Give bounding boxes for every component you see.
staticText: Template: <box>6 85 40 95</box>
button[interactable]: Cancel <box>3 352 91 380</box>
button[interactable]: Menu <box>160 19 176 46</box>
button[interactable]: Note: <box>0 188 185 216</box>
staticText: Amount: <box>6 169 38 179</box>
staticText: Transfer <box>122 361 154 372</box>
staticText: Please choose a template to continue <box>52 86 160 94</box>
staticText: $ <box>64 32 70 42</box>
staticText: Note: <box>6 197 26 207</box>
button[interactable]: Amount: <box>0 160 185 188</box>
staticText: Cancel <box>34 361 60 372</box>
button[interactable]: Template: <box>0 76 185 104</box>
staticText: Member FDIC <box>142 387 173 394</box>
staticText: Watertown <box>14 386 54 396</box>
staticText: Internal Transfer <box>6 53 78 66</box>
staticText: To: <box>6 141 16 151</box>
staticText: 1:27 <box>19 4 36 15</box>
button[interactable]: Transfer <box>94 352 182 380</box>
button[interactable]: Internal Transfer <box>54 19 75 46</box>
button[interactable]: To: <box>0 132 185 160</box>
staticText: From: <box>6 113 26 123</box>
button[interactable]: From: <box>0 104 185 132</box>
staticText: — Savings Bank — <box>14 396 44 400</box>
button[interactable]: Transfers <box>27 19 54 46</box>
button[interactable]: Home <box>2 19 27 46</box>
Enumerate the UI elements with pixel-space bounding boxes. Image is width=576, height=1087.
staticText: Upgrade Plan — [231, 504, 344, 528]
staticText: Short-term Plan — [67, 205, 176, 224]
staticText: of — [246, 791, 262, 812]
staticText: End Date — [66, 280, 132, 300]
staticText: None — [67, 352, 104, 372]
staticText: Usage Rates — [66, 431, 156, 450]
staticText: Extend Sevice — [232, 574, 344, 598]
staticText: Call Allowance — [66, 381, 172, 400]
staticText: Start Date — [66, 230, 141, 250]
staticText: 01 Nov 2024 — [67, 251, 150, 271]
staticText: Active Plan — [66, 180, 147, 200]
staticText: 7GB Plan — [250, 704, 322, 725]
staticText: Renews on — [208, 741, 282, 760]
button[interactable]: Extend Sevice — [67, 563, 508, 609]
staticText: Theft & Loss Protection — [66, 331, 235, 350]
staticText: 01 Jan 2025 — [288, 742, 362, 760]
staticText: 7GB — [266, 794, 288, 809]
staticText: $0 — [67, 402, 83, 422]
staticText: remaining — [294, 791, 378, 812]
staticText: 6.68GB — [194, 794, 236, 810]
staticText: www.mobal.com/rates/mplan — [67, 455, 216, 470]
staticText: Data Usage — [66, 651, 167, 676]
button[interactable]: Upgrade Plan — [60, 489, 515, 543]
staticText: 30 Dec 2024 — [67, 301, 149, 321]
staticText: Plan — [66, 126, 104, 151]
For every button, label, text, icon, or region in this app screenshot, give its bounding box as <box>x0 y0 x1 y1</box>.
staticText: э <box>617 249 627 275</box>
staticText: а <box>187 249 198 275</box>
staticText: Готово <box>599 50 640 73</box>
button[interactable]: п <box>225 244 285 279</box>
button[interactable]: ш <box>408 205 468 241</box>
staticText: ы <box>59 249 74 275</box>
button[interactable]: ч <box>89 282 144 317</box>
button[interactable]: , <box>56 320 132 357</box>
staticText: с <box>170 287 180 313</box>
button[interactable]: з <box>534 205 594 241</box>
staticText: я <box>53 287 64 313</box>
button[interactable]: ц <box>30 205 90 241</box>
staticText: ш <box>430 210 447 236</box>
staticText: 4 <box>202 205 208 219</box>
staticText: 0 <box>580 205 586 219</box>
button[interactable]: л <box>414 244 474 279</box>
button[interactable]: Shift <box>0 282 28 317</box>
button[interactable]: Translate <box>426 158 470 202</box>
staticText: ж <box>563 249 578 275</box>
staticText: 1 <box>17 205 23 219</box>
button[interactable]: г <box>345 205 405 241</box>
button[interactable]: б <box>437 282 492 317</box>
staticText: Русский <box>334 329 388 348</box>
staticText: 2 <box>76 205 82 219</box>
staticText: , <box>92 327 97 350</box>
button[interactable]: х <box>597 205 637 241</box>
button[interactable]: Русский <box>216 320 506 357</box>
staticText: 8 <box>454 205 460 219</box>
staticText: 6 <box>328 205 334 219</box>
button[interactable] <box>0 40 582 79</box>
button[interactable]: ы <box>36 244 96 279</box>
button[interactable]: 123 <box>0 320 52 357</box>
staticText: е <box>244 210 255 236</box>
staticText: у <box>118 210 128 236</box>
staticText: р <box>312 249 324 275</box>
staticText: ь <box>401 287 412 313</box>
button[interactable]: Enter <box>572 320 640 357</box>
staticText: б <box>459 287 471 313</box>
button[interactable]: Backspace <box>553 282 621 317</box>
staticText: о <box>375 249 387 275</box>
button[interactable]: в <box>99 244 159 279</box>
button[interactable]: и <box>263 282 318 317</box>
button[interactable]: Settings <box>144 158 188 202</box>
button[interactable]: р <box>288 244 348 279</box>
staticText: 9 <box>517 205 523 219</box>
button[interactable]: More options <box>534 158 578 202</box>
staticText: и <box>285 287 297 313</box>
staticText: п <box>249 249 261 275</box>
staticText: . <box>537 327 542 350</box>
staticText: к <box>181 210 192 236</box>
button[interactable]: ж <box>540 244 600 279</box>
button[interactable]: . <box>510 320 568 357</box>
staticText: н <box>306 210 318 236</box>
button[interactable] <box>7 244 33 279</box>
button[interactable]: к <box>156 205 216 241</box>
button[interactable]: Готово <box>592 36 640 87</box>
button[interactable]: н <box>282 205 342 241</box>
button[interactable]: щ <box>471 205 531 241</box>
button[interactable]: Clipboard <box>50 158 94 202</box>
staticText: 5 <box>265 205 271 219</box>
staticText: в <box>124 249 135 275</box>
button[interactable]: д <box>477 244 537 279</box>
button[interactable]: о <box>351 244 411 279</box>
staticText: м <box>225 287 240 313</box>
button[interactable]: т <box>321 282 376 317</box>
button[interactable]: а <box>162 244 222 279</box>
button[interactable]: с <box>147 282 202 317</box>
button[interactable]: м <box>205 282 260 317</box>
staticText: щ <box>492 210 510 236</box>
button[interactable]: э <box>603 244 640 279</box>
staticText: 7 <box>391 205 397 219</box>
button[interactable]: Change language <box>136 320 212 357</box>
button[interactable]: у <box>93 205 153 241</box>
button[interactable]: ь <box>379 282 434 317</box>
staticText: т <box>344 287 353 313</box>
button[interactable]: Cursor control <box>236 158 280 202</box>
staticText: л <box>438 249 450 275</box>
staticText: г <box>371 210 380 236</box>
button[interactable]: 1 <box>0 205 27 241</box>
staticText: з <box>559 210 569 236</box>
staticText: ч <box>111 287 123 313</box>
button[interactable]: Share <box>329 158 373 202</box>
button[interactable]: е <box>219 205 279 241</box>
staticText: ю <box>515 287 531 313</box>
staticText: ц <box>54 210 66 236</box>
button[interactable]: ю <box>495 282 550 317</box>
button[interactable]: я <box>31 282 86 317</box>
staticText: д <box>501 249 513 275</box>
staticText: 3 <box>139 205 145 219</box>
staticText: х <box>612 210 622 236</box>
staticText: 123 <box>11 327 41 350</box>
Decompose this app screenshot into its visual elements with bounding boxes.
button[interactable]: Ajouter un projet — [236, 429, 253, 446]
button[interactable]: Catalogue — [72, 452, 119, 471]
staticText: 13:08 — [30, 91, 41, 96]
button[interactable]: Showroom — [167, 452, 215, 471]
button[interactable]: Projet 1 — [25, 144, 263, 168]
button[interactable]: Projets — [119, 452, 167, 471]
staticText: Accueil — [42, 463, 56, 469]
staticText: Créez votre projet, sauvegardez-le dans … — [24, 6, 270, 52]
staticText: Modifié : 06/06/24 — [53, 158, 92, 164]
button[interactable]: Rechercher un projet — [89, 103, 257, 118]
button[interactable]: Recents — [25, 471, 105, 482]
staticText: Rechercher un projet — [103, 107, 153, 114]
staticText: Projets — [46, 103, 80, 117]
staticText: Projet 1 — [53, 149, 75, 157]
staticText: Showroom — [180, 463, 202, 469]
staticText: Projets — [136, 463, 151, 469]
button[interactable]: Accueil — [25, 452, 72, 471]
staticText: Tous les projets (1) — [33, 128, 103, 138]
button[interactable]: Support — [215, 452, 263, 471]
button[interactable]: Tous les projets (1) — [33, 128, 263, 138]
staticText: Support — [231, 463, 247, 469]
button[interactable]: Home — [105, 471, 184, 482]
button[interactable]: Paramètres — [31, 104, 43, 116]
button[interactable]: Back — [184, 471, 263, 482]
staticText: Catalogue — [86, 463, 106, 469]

####################

Copy out the rows above word for word, beginning with the very first row and continuing through the row with "staticText: Cancel <box>34 361 60 372</box>", including both.

CORRECT RESULT:
Give bounding boxes for every component you see.
staticText: Template: <box>6 85 40 95</box>
button[interactable]: Cancel <box>3 352 91 380</box>
button[interactable]: Menu <box>160 19 176 46</box>
button[interactable]: Note: <box>0 188 185 216</box>
staticText: Amount: <box>6 169 38 179</box>
staticText: Transfer <box>122 361 154 372</box>
staticText: Please choose a template to continue <box>52 86 160 94</box>
staticText: $ <box>64 32 70 42</box>
staticText: Note: <box>6 197 26 207</box>
button[interactable]: Amount: <box>0 160 185 188</box>
staticText: Cancel <box>34 361 60 372</box>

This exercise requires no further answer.